Type out the material below exactly.

> RECORDS TO PROCESS:
* * *

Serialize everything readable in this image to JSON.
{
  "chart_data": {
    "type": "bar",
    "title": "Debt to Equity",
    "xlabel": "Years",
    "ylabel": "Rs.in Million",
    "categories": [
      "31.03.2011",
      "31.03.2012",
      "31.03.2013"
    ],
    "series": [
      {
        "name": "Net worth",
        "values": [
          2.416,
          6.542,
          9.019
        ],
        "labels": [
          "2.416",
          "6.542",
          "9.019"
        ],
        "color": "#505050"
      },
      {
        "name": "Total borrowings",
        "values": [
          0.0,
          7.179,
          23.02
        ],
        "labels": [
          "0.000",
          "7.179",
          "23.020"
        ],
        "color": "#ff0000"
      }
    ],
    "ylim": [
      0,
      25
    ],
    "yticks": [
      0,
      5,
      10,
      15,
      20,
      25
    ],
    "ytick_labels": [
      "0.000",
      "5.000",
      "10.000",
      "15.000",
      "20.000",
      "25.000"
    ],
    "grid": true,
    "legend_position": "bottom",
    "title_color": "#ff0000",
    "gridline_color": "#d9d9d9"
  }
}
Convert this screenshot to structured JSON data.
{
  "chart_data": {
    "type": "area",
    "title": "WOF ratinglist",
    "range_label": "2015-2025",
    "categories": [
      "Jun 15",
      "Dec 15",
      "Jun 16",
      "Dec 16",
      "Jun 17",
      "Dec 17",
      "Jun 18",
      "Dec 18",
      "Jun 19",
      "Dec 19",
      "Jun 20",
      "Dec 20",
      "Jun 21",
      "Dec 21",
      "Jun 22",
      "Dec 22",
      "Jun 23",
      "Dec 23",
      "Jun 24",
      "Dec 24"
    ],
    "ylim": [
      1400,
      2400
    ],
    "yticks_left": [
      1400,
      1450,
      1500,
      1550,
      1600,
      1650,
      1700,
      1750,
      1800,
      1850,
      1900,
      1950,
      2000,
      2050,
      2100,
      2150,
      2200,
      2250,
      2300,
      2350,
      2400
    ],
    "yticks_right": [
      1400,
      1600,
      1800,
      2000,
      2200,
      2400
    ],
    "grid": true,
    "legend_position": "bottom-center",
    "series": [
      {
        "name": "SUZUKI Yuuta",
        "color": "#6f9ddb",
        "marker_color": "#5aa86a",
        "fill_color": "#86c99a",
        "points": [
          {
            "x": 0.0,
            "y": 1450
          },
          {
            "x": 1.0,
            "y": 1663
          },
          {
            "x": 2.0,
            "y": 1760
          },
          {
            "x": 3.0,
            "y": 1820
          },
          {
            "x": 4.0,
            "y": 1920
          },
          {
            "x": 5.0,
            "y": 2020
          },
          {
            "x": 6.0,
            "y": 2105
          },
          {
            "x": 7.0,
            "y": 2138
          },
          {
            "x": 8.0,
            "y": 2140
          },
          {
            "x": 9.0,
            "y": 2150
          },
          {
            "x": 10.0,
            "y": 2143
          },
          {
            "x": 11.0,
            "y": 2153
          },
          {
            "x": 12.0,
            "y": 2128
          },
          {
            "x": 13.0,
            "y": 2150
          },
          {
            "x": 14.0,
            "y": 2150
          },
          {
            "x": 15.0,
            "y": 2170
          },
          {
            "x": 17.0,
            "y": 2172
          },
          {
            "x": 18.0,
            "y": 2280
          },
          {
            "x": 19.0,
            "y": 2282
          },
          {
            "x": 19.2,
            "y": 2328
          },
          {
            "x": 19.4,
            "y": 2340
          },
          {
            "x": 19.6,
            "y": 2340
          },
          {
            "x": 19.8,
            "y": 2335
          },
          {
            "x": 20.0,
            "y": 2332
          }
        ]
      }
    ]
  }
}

* * *

> ANSWER IN FULL:
Serialize everything readable in this image to JSON.
{
  "chart_data": {
    "type": "bar",
    "title": "Debt to Equity",
    "xlabel": "Years",
    "ylabel": "Rs.in Million",
    "categories": [
      "31.03.2011",
      "31.03.2012",
      "31.03.2013"
    ],
    "series": [
      {
        "name": "Net worth",
        "values": [
          2.416,
          6.542,
          9.019
        ],
        "labels": [
          "2.416",
          "6.542",
          "9.019"
        ],
        "color": "#505050"
      },
      {
        "name": "Total borrowings",
        "values": [
          0.0,
          7.179,
          23.02
        ],
        "labels": [
          "0.000",
          "7.179",
          "23.020"
        ],
        "color": "#ff0000"
      }
    ],
    "ylim": [
      0,
      25
    ],
    "yticks": [
      0,
      5,
      10,
      15,
      20,
      25
    ],
    "ytick_labels": [
      "0.000",
      "5.000",
      "10.000",
      "15.000",
      "20.000",
      "25.000"
    ],
    "grid": true,
    "legend_position": "bottom",
    "title_color": "#ff0000",
    "gridline_color": "#d9d9d9"
  }
}
Convert this screenshot to structured JSON data.
{
  "chart_data": {
    "type": "area",
    "title": "WOF ratinglist",
    "range_label": "2015-2025",
    "categories": [
      "Jun 15",
      "Dec 15",
      "Jun 16",
      "Dec 16",
      "Jun 17",
      "Dec 17",
      "Jun 18",
      "Dec 18",
      "Jun 19",
      "Dec 19",
      "Jun 20",
      "Dec 20",
      "Jun 21",
      "Dec 21",
      "Jun 22",
      "Dec 22",
      "Jun 23",
      "Dec 23",
      "Jun 24",
      "Dec 24"
    ],
    "ylim": [
      1400,
      2400
    ],
    "yticks_left": [
      1400,
      1450,
      1500,
      1550,
      1600,
      1650,
      1700,
      1750,
      1800,
      1850,
      1900,
      1950,
      2000,
      2050,
      2100,
      2150,
      2200,
      2250,
      2300,
      2350,
      2400
    ],
    "yticks_right": [
      1400,
      1600,
      1800,
      2000,
      2200,
      2400
    ],
    "grid": true,
    "legend_position": "bottom-center",
    "series": [
      {
        "name": "SUZUKI Yuuta",
        "color": "#6f9ddb",
        "marker_color": "#5aa86a",
        "fill_color": "#86c99a",
        "points": [
          {
            "x": 0.0,
            "y": 1450
          },
          {
            "x": 1.0,
            "y": 1663
          },
          {
            "x": 2.0,
            "y": 1760
          },
          {
            "x": 3.0,
            "y": 1820
          },
          {
            "x": 4.0,
            "y": 1920
          },
          {
            "x": 5.0,
            "y": 2020
          },
          {
            "x": 6.0,
            "y": 2105
          },
          {
            "x": 7.0,
            "y": 2138
          },
          {
            "x": 8.0,
            "y": 2140
          },
          {
            "x": 9.0,
            "y": 2150
          },
          {
            "x": 10.0,
            "y": 2143
          },
          {
            "x": 11.0,
            "y": 2153
          },
          {
            "x": 12.0,
            "y": 2128
          },
          {
            "x": 13.0,
            "y": 2150
          },
          {
            "x": 14.0,
            "y": 2150
          },
          {
            "x": 15.0,
            "y": 2170
          },
          {
            "x": 17.0,
            "y": 2172
          },
          {
            "x": 18.0,
            "y": 2280
          },
          {
            "x": 19.0,
            "y": 2282
          },
          {
            "x": 19.2,
            "y": 2328
          },
          {
            "x": 19.4,
            "y": 2340
          },
          {
            "x": 19.6,
            "y": 2340
          },
          {
            "x": 19.8,
            "y": 2335
          },
          {
            "x": 20.0,
            "y": 2332
          }
        ]
      }
    ]
  }
}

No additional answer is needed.